** Given data **
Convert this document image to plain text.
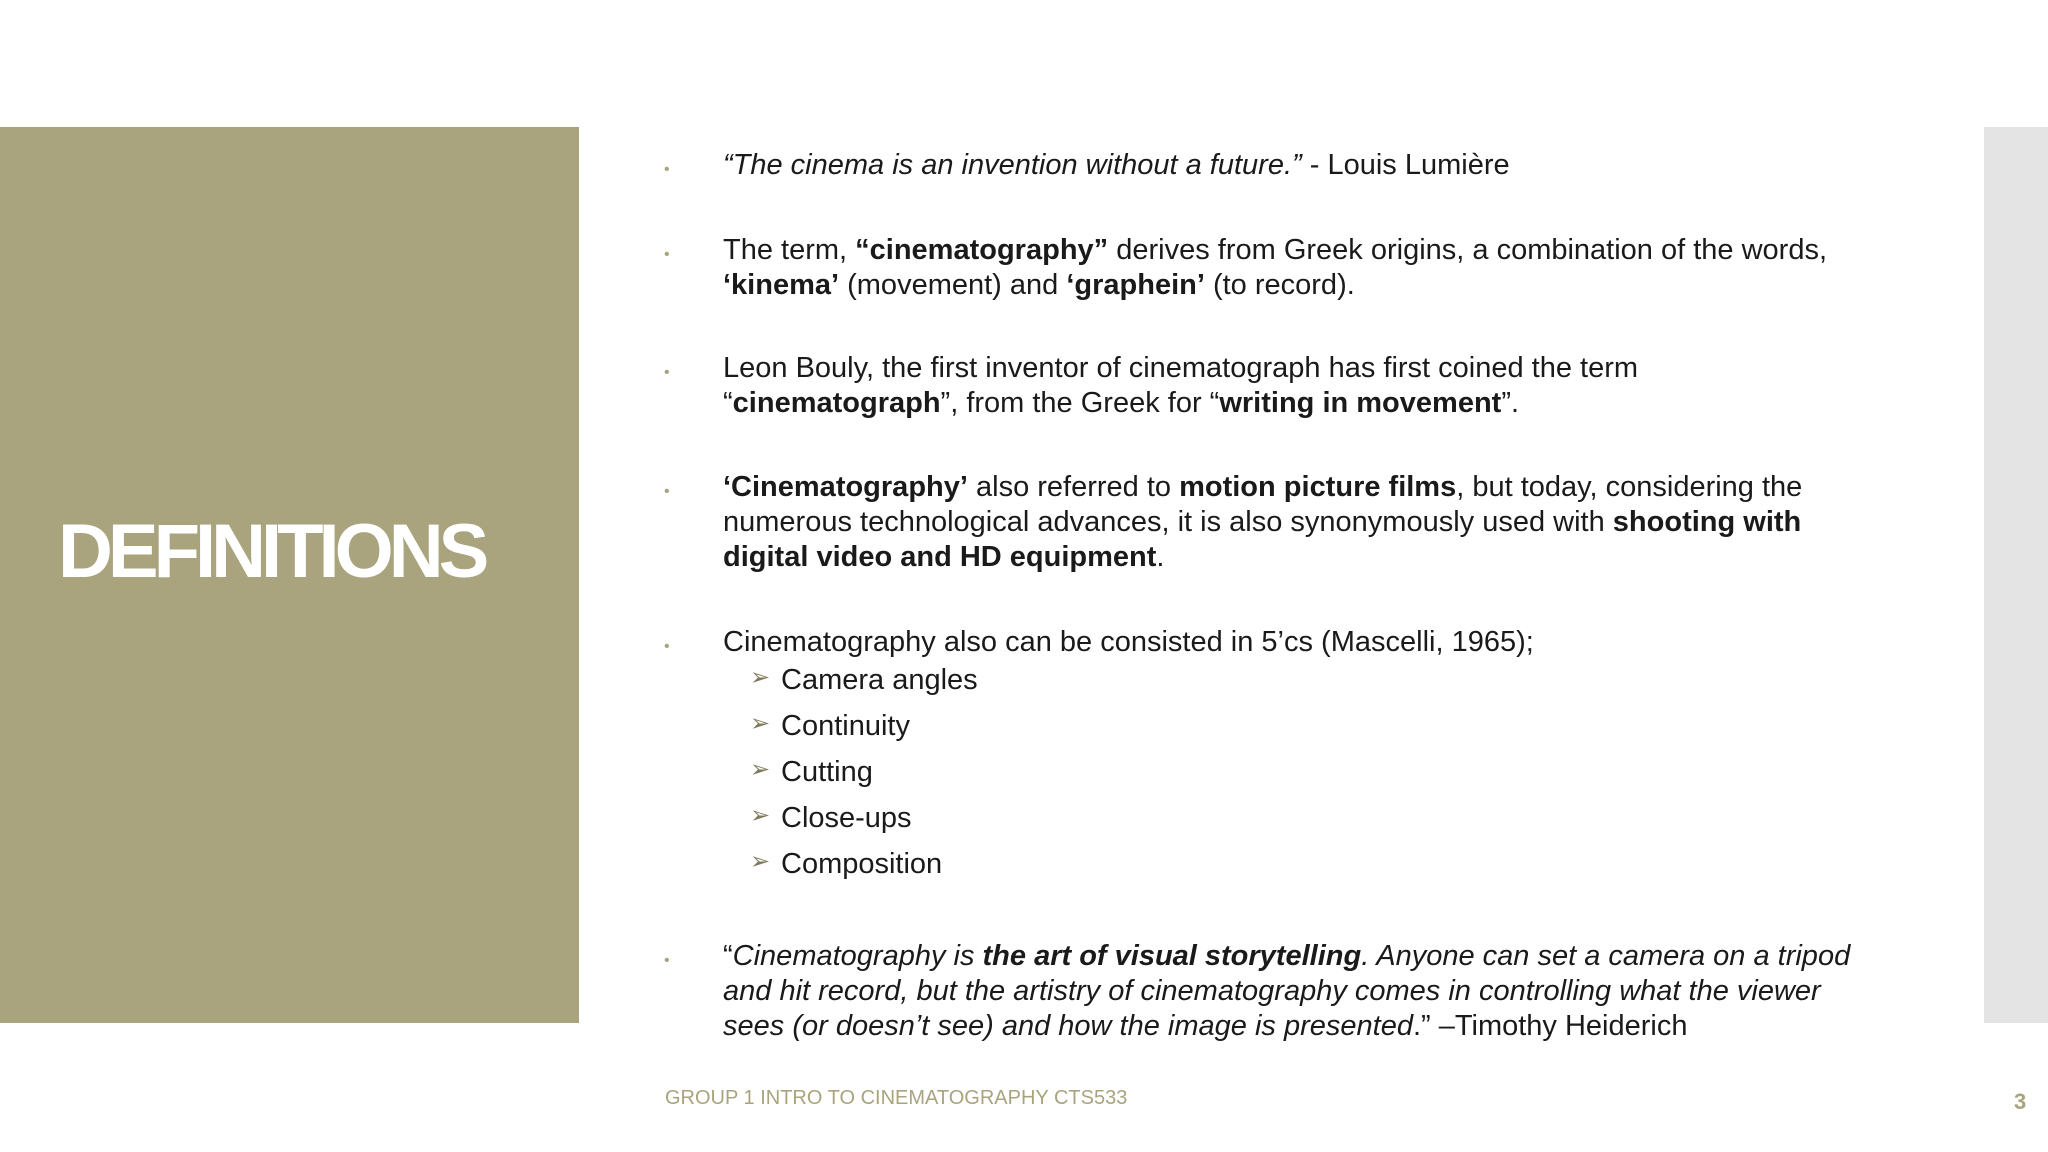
DEFINITIONS
• “The cinema is an invention without a future.” - Louis Lumière
• The term, “cinematography” derives from Greek origins, a combination of the words, ‘kinema’ (movement) and ‘graphein’ (to record).
• Leon Bouly, the first inventor of cinematograph has first coined the term “cinematograph”, from the Greek for “writing in movement”.
• ‘Cinematography’ also referred to motion picture films, but today, considering the numerous technological advances, it is also synonymously used with shooting with digital video and HD equipment.
• Cinematography also can be consisted in 5’cs (Mascelli, 1965);
➢ Camera angles
➢ Continuity
➢ Cutting
➢ Close-ups
➢ Composition
• “Cinematography is the art of visual storytelling. Anyone can set a camera on a tripod and hit record, but the artistry of cinematography comes in controlling what the viewer sees (or doesn’t see) and how the image is presented.” –Timothy Heiderich
GROUP 1 INTRO TO CINEMATOGRAPHY CTS533	3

** Exercise **
Without including any picture, retype the entries exactly.

** Result below **
Convert this document image to plain text.
DEFINITIONS
• “The cinema is an invention without a future.” - Louis Lumière
• The term, “cinematography” derives from Greek origins, a combination of the words, ‘kinema’ (movement) and ‘graphein’ (to record).
• Leon Bouly, the first inventor of cinematograph has first coined the term “cinematograph”, from the Greek for “writing in movement”.
• ‘Cinematography’ also referred to motion picture films, but today, considering the numerous technological advances, it is also synonymously used with shooting with digital video and HD equipment.
• Cinematography also can be consisted in 5’cs (Mascelli, 1965);
➢ Camera angles
➢ Continuity
➢ Cutting
➢ Close-ups
➢ Composition
• “Cinematography is the art of visual storytelling. Anyone can set a camera on a tripod and hit record, but the artistry of cinematography comes in controlling what the viewer sees (or doesn’t see) and how the image is presented.” –Timothy Heiderich
GROUP 1 INTRO TO CINEMATOGRAPHY CTS533	3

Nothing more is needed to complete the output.